# Records for the exercise
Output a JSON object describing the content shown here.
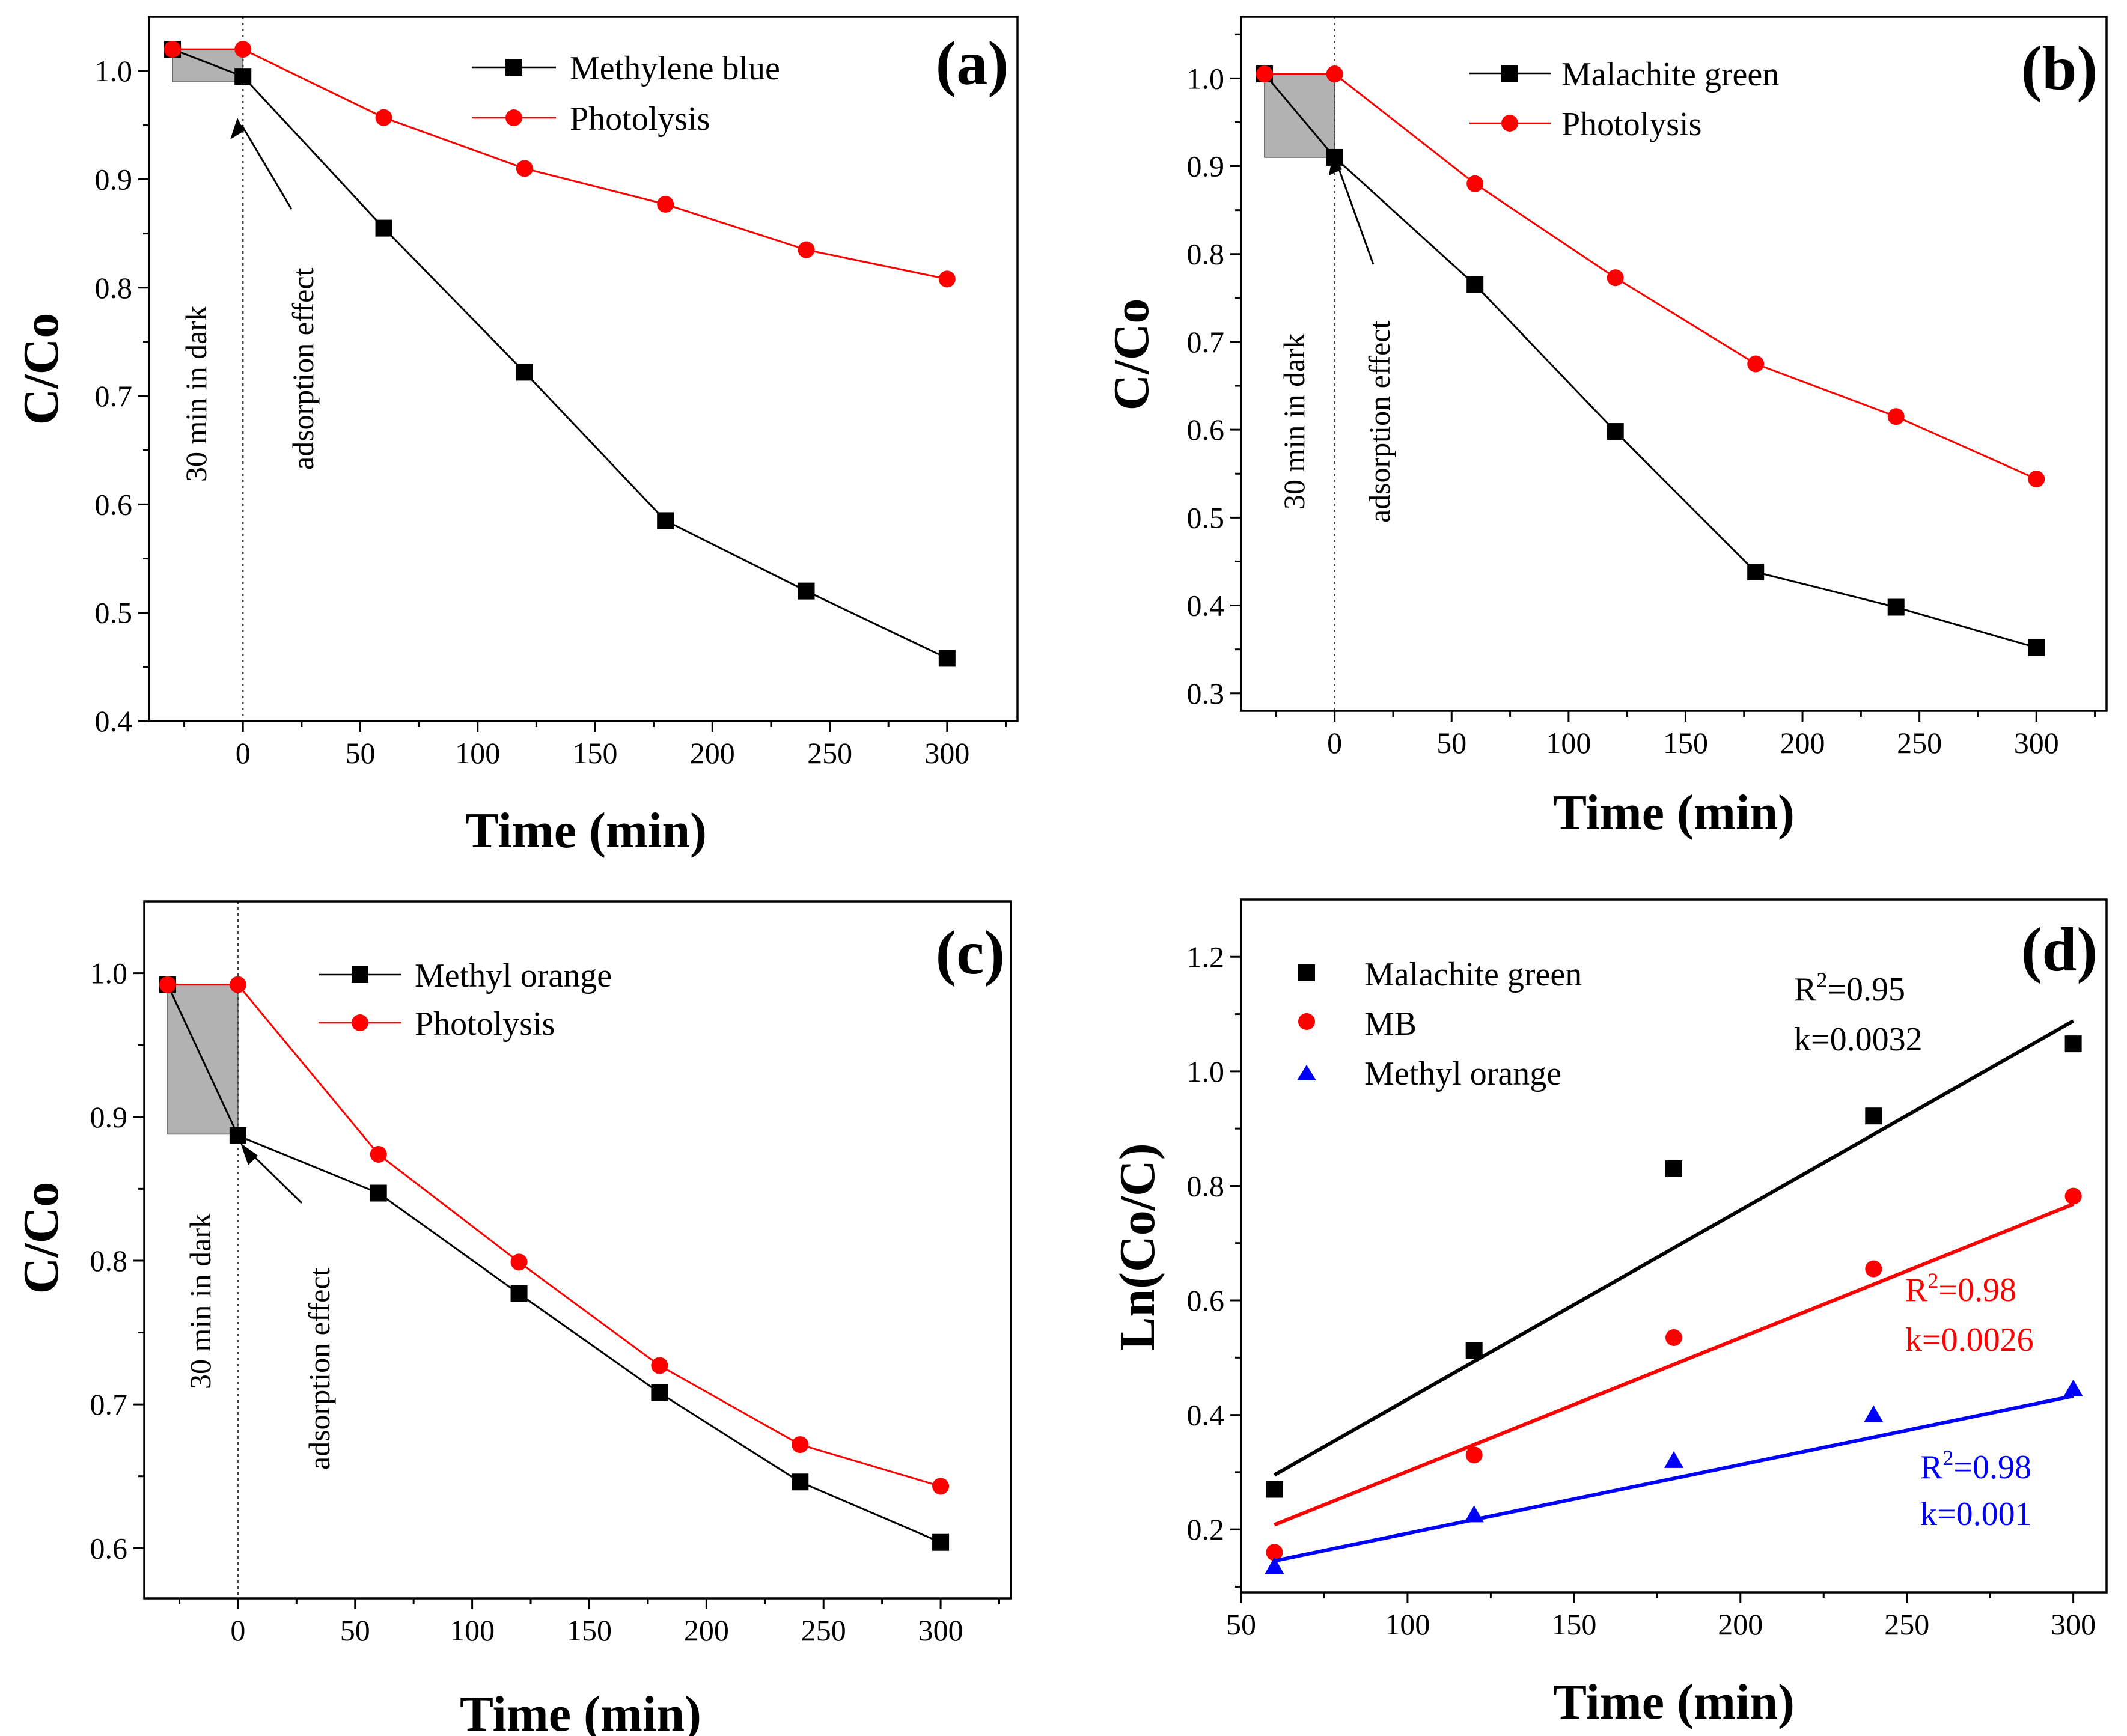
{
  "chart_data": [
    {
      "id": "a",
      "type": "line",
      "panel_label": "(a)",
      "xlabel": "Time (min)",
      "ylabel": "C/Co",
      "xlim": [
        -40,
        330
      ],
      "ylim": [
        0.4,
        1.05
      ],
      "xticks": [
        0,
        50,
        100,
        150,
        200,
        250,
        300
      ],
      "yticks": [
        0.4,
        0.5,
        0.6,
        0.7,
        0.8,
        0.9,
        1.0
      ],
      "ytick_decimals": 1,
      "dark_region": {
        "x0": -30,
        "x1": 0,
        "y_low": 0.99,
        "y_high": 1.02
      },
      "annotations": {
        "dark": "30 min in dark",
        "adsorption": "adsorption effect"
      },
      "series": [
        {
          "name": "Methylene blue",
          "color": "#000000",
          "marker": "square",
          "x": [
            -30,
            0,
            60,
            120,
            180,
            240,
            300
          ],
          "y": [
            1.02,
            0.995,
            0.855,
            0.722,
            0.585,
            0.52,
            0.458
          ]
        },
        {
          "name": "Photolysis",
          "color": "#ff0000",
          "marker": "circle",
          "x": [
            -30,
            0,
            60,
            120,
            180,
            240,
            300
          ],
          "y": [
            1.02,
            1.02,
            0.957,
            0.91,
            0.877,
            0.835,
            0.808
          ]
        }
      ]
    },
    {
      "id": "b",
      "type": "line",
      "panel_label": "(b)",
      "xlabel": "Time (min)",
      "ylabel": "C/Co",
      "xlim": [
        -40,
        330
      ],
      "ylim": [
        0.28,
        1.07
      ],
      "xticks": [
        0,
        50,
        100,
        150,
        200,
        250,
        300
      ],
      "yticks": [
        0.3,
        0.4,
        0.5,
        0.6,
        0.7,
        0.8,
        0.9,
        1.0
      ],
      "ytick_decimals": 1,
      "dark_region": {
        "x0": -30,
        "x1": 0,
        "y_low": 0.91,
        "y_high": 1.005
      },
      "annotations": {
        "dark": "30 min in dark",
        "adsorption": "adsorption effect"
      },
      "series": [
        {
          "name": "Malachite green",
          "color": "#000000",
          "marker": "square",
          "x": [
            -30,
            0,
            60,
            120,
            180,
            240,
            300
          ],
          "y": [
            1.005,
            0.91,
            0.765,
            0.598,
            0.438,
            0.398,
            0.352
          ]
        },
        {
          "name": "Photolysis",
          "color": "#ff0000",
          "marker": "circle",
          "x": [
            -30,
            0,
            60,
            120,
            180,
            240,
            300
          ],
          "y": [
            1.005,
            1.005,
            0.88,
            0.773,
            0.675,
            0.615,
            0.544
          ]
        }
      ]
    },
    {
      "id": "c",
      "type": "line",
      "panel_label": "(c)",
      "xlabel": "Time (min)",
      "ylabel": "C/Co",
      "xlim": [
        -40,
        330
      ],
      "ylim": [
        0.565,
        1.05
      ],
      "xticks": [
        0,
        50,
        100,
        150,
        200,
        250,
        300
      ],
      "yticks": [
        0.6,
        0.7,
        0.8,
        0.9,
        1.0
      ],
      "ytick_decimals": 1,
      "dark_region": {
        "x0": -30,
        "x1": 0,
        "y_low": 0.888,
        "y_high": 0.992
      },
      "annotations": {
        "dark": "30 min in dark",
        "adsorption": "adsorption effect"
      },
      "series": [
        {
          "name": "Methyl orange",
          "color": "#000000",
          "marker": "square",
          "x": [
            -30,
            0,
            60,
            120,
            180,
            240,
            300
          ],
          "y": [
            0.992,
            0.887,
            0.847,
            0.777,
            0.708,
            0.646,
            0.604
          ]
        },
        {
          "name": "Photolysis",
          "color": "#ff0000",
          "marker": "circle",
          "x": [
            -30,
            0,
            60,
            120,
            180,
            240,
            300
          ],
          "y": [
            0.992,
            0.992,
            0.874,
            0.799,
            0.727,
            0.672,
            0.643
          ]
        }
      ]
    },
    {
      "id": "d",
      "type": "scatter",
      "panel_label": "(d)",
      "xlabel": "Time (min)",
      "ylabel": "Ln(Co/C)",
      "xlim": [
        50,
        310
      ],
      "ylim": [
        0.09,
        1.3
      ],
      "xticks": [
        50,
        100,
        150,
        200,
        250,
        300
      ],
      "yticks": [
        0.2,
        0.4,
        0.6,
        0.8,
        1.0,
        1.2
      ],
      "ytick_decimals": 1,
      "series": [
        {
          "name": "Malachite green",
          "color": "#000000",
          "marker": "square",
          "x": [
            60,
            120,
            180,
            240,
            300
          ],
          "y": [
            0.27,
            0.512,
            0.83,
            0.922,
            1.048
          ],
          "fit": {
            "x0": 60,
            "y0": 0.295,
            "x1": 300,
            "y1": 1.088
          },
          "r2_label": "R",
          "r2_sup": "2",
          "r2_value": "=0.95",
          "k_label": "k=0.0032"
        },
        {
          "name": "MB",
          "color": "#ff0000",
          "marker": "circle",
          "x": [
            60,
            120,
            180,
            240,
            300
          ],
          "y": [
            0.16,
            0.33,
            0.535,
            0.655,
            0.782
          ],
          "fit": {
            "x0": 60,
            "y0": 0.208,
            "x1": 300,
            "y1": 0.768
          },
          "r2_label": "R",
          "r2_sup": "2",
          "r2_value": "=0.98",
          "k_label": "k=0.0026"
        },
        {
          "name": "Methyl orange",
          "color": "#0000ff",
          "marker": "triangle",
          "x": [
            60,
            120,
            180,
            240,
            300
          ],
          "y": [
            0.135,
            0.225,
            0.32,
            0.4,
            0.445
          ],
          "fit": {
            "x0": 60,
            "y0": 0.145,
            "x1": 300,
            "y1": 0.433
          },
          "r2_label": "R",
          "r2_sup": "2",
          "r2_value": "=0.98",
          "k_label": "k=0.001"
        }
      ]
    }
  ]
}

# Exercise brief
Your task is to retype all the entries exactly and leave out any pictures.

# Response
Output a JSON object describing the content shown here.
{
  "chart_data": [
    {
      "id": "a",
      "type": "line",
      "panel_label": "(a)",
      "xlabel": "Time (min)",
      "ylabel": "C/Co",
      "xlim": [
        -40,
        330
      ],
      "ylim": [
        0.4,
        1.05
      ],
      "xticks": [
        0,
        50,
        100,
        150,
        200,
        250,
        300
      ],
      "yticks": [
        0.4,
        0.5,
        0.6,
        0.7,
        0.8,
        0.9,
        1.0
      ],
      "ytick_decimals": 1,
      "dark_region": {
        "x0": -30,
        "x1": 0,
        "y_low": 0.99,
        "y_high": 1.02
      },
      "annotations": {
        "dark": "30 min in dark",
        "adsorption": "adsorption effect"
      },
      "series": [
        {
          "name": "Methylene blue",
          "color": "#000000",
          "marker": "square",
          "x": [
            -30,
            0,
            60,
            120,
            180,
            240,
            300
          ],
          "y": [
            1.02,
            0.995,
            0.855,
            0.722,
            0.585,
            0.52,
            0.458
          ]
        },
        {
          "name": "Photolysis",
          "color": "#ff0000",
          "marker": "circle",
          "x": [
            -30,
            0,
            60,
            120,
            180,
            240,
            300
          ],
          "y": [
            1.02,
            1.02,
            0.957,
            0.91,
            0.877,
            0.835,
            0.808
          ]
        }
      ]
    },
    {
      "id": "b",
      "type": "line",
      "panel_label": "(b)",
      "xlabel": "Time (min)",
      "ylabel": "C/Co",
      "xlim": [
        -40,
        330
      ],
      "ylim": [
        0.28,
        1.07
      ],
      "xticks": [
        0,
        50,
        100,
        150,
        200,
        250,
        300
      ],
      "yticks": [
        0.3,
        0.4,
        0.5,
        0.6,
        0.7,
        0.8,
        0.9,
        1.0
      ],
      "ytick_decimals": 1,
      "dark_region": {
        "x0": -30,
        "x1": 0,
        "y_low": 0.91,
        "y_high": 1.005
      },
      "annotations": {
        "dark": "30 min in dark",
        "adsorption": "adsorption effect"
      },
      "series": [
        {
          "name": "Malachite green",
          "color": "#000000",
          "marker": "square",
          "x": [
            -30,
            0,
            60,
            120,
            180,
            240,
            300
          ],
          "y": [
            1.005,
            0.91,
            0.765,
            0.598,
            0.438,
            0.398,
            0.352
          ]
        },
        {
          "name": "Photolysis",
          "color": "#ff0000",
          "marker": "circle",
          "x": [
            -30,
            0,
            60,
            120,
            180,
            240,
            300
          ],
          "y": [
            1.005,
            1.005,
            0.88,
            0.773,
            0.675,
            0.615,
            0.544
          ]
        }
      ]
    },
    {
      "id": "c",
      "type": "line",
      "panel_label": "(c)",
      "xlabel": "Time (min)",
      "ylabel": "C/Co",
      "xlim": [
        -40,
        330
      ],
      "ylim": [
        0.565,
        1.05
      ],
      "xticks": [
        0,
        50,
        100,
        150,
        200,
        250,
        300
      ],
      "yticks": [
        0.6,
        0.7,
        0.8,
        0.9,
        1.0
      ],
      "ytick_decimals": 1,
      "dark_region": {
        "x0": -30,
        "x1": 0,
        "y_low": 0.888,
        "y_high": 0.992
      },
      "annotations": {
        "dark": "30 min in dark",
        "adsorption": "adsorption effect"
      },
      "series": [
        {
          "name": "Methyl orange",
          "color": "#000000",
          "marker": "square",
          "x": [
            -30,
            0,
            60,
            120,
            180,
            240,
            300
          ],
          "y": [
            0.992,
            0.887,
            0.847,
            0.777,
            0.708,
            0.646,
            0.604
          ]
        },
        {
          "name": "Photolysis",
          "color": "#ff0000",
          "marker": "circle",
          "x": [
            -30,
            0,
            60,
            120,
            180,
            240,
            300
          ],
          "y": [
            0.992,
            0.992,
            0.874,
            0.799,
            0.727,
            0.672,
            0.643
          ]
        }
      ]
    },
    {
      "id": "d",
      "type": "scatter",
      "panel_label": "(d)",
      "xlabel": "Time (min)",
      "ylabel": "Ln(Co/C)",
      "xlim": [
        50,
        310
      ],
      "ylim": [
        0.09,
        1.3
      ],
      "xticks": [
        50,
        100,
        150,
        200,
        250,
        300
      ],
      "yticks": [
        0.2,
        0.4,
        0.6,
        0.8,
        1.0,
        1.2
      ],
      "ytick_decimals": 1,
      "series": [
        {
          "name": "Malachite green",
          "color": "#000000",
          "marker": "square",
          "x": [
            60,
            120,
            180,
            240,
            300
          ],
          "y": [
            0.27,
            0.512,
            0.83,
            0.922,
            1.048
          ],
          "fit": {
            "x0": 60,
            "y0": 0.295,
            "x1": 300,
            "y1": 1.088
          },
          "r2_label": "R",
          "r2_sup": "2",
          "r2_value": "=0.95",
          "k_label": "k=0.0032"
        },
        {
          "name": "MB",
          "color": "#ff0000",
          "marker": "circle",
          "x": [
            60,
            120,
            180,
            240,
            300
          ],
          "y": [
            0.16,
            0.33,
            0.535,
            0.655,
            0.782
          ],
          "fit": {
            "x0": 60,
            "y0": 0.208,
            "x1": 300,
            "y1": 0.768
          },
          "r2_label": "R",
          "r2_sup": "2",
          "r2_value": "=0.98",
          "k_label": "k=0.0026"
        },
        {
          "name": "Methyl orange",
          "color": "#0000ff",
          "marker": "triangle",
          "x": [
            60,
            120,
            180,
            240,
            300
          ],
          "y": [
            0.135,
            0.225,
            0.32,
            0.4,
            0.445
          ],
          "fit": {
            "x0": 60,
            "y0": 0.145,
            "x1": 300,
            "y1": 0.433
          },
          "r2_label": "R",
          "r2_sup": "2",
          "r2_value": "=0.98",
          "k_label": "k=0.001"
        }
      ]
    }
  ]
}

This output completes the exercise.